** REQUIRED TASK **
Take all the material and copy it exactly.

------------------------

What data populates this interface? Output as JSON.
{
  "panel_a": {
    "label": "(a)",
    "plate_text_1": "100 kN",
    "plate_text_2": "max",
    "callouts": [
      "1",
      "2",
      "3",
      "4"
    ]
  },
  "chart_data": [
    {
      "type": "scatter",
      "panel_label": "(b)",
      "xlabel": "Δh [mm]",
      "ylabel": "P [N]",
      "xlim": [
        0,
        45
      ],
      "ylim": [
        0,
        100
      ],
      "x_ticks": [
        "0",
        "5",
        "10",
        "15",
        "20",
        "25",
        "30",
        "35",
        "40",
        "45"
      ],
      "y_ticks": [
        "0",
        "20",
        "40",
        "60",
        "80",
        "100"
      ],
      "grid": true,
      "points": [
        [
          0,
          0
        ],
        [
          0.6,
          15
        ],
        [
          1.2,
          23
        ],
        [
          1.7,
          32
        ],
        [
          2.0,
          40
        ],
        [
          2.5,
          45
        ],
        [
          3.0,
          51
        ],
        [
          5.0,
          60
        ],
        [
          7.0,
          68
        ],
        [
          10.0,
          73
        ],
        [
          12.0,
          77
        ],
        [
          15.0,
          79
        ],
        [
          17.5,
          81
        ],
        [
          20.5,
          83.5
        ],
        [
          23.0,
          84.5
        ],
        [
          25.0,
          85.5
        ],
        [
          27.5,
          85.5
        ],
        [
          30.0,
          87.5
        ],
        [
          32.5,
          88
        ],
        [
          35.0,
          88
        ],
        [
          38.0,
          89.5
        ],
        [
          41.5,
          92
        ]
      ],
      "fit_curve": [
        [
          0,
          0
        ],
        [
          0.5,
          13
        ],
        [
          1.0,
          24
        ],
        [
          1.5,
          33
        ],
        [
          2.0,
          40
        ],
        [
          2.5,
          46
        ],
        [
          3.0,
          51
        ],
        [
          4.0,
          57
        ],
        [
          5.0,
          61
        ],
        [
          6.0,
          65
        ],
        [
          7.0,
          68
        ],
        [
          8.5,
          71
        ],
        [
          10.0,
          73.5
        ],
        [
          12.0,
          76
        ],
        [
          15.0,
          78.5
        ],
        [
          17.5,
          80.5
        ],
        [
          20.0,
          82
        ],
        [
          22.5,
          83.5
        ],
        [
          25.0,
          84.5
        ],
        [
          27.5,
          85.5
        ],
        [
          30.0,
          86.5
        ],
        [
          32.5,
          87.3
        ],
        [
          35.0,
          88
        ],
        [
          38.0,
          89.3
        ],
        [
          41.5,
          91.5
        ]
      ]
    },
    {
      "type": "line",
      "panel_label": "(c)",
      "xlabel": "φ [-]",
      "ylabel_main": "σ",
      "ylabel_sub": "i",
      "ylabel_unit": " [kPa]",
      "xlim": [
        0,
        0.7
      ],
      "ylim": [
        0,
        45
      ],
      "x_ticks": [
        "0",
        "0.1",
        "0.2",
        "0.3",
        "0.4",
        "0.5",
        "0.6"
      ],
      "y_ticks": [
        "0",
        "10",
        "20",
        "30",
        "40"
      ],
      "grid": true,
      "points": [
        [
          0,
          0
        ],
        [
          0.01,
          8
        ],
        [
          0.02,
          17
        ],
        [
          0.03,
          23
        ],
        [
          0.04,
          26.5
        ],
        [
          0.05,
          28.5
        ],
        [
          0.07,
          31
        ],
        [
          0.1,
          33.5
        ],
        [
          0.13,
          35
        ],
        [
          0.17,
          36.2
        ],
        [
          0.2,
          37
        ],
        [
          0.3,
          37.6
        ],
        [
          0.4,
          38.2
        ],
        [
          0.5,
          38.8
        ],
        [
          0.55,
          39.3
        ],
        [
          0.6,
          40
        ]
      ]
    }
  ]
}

------------------------

** RESPONSE **
What data populates this interface? Output as JSON.
{
  "panel_a": {
    "label": "(a)",
    "plate_text_1": "100 kN",
    "plate_text_2": "max",
    "callouts": [
      "1",
      "2",
      "3",
      "4"
    ]
  },
  "chart_data": [
    {
      "type": "scatter",
      "panel_label": "(b)",
      "xlabel": "Δh [mm]",
      "ylabel": "P [N]",
      "xlim": [
        0,
        45
      ],
      "ylim": [
        0,
        100
      ],
      "x_ticks": [
        "0",
        "5",
        "10",
        "15",
        "20",
        "25",
        "30",
        "35",
        "40",
        "45"
      ],
      "y_ticks": [
        "0",
        "20",
        "40",
        "60",
        "80",
        "100"
      ],
      "grid": true,
      "points": [
        [
          0,
          0
        ],
        [
          0.6,
          15
        ],
        [
          1.2,
          23
        ],
        [
          1.7,
          32
        ],
        [
          2.0,
          40
        ],
        [
          2.5,
          45
        ],
        [
          3.0,
          51
        ],
        [
          5.0,
          60
        ],
        [
          7.0,
          68
        ],
        [
          10.0,
          73
        ],
        [
          12.0,
          77
        ],
        [
          15.0,
          79
        ],
        [
          17.5,
          81
        ],
        [
          20.5,
          83.5
        ],
        [
          23.0,
          84.5
        ],
        [
          25.0,
          85.5
        ],
        [
          27.5,
          85.5
        ],
        [
          30.0,
          87.5
        ],
        [
          32.5,
          88
        ],
        [
          35.0,
          88
        ],
        [
          38.0,
          89.5
        ],
        [
          41.5,
          92
        ]
      ],
      "fit_curve": [
        [
          0,
          0
        ],
        [
          0.5,
          13
        ],
        [
          1.0,
          24
        ],
        [
          1.5,
          33
        ],
        [
          2.0,
          40
        ],
        [
          2.5,
          46
        ],
        [
          3.0,
          51
        ],
        [
          4.0,
          57
        ],
        [
          5.0,
          61
        ],
        [
          6.0,
          65
        ],
        [
          7.0,
          68
        ],
        [
          8.5,
          71
        ],
        [
          10.0,
          73.5
        ],
        [
          12.0,
          76
        ],
        [
          15.0,
          78.5
        ],
        [
          17.5,
          80.5
        ],
        [
          20.0,
          82
        ],
        [
          22.5,
          83.5
        ],
        [
          25.0,
          84.5
        ],
        [
          27.5,
          85.5
        ],
        [
          30.0,
          86.5
        ],
        [
          32.5,
          87.3
        ],
        [
          35.0,
          88
        ],
        [
          38.0,
          89.3
        ],
        [
          41.5,
          91.5
        ]
      ]
    },
    {
      "type": "line",
      "panel_label": "(c)",
      "xlabel": "φ [-]",
      "ylabel_main": "σ",
      "ylabel_sub": "i",
      "ylabel_unit": " [kPa]",
      "xlim": [
        0,
        0.7
      ],
      "ylim": [
        0,
        45
      ],
      "x_ticks": [
        "0",
        "0.1",
        "0.2",
        "0.3",
        "0.4",
        "0.5",
        "0.6"
      ],
      "y_ticks": [
        "0",
        "10",
        "20",
        "30",
        "40"
      ],
      "grid": true,
      "points": [
        [
          0,
          0
        ],
        [
          0.01,
          8
        ],
        [
          0.02,
          17
        ],
        [
          0.03,
          23
        ],
        [
          0.04,
          26.5
        ],
        [
          0.05,
          28.5
        ],
        [
          0.07,
          31
        ],
        [
          0.1,
          33.5
        ],
        [
          0.13,
          35
        ],
        [
          0.17,
          36.2
        ],
        [
          0.2,
          37
        ],
        [
          0.3,
          37.6
        ],
        [
          0.4,
          38.2
        ],
        [
          0.5,
          38.8
        ],
        [
          0.55,
          39.3
        ],
        [
          0.6,
          40
        ]
      ]
    }
  ]
}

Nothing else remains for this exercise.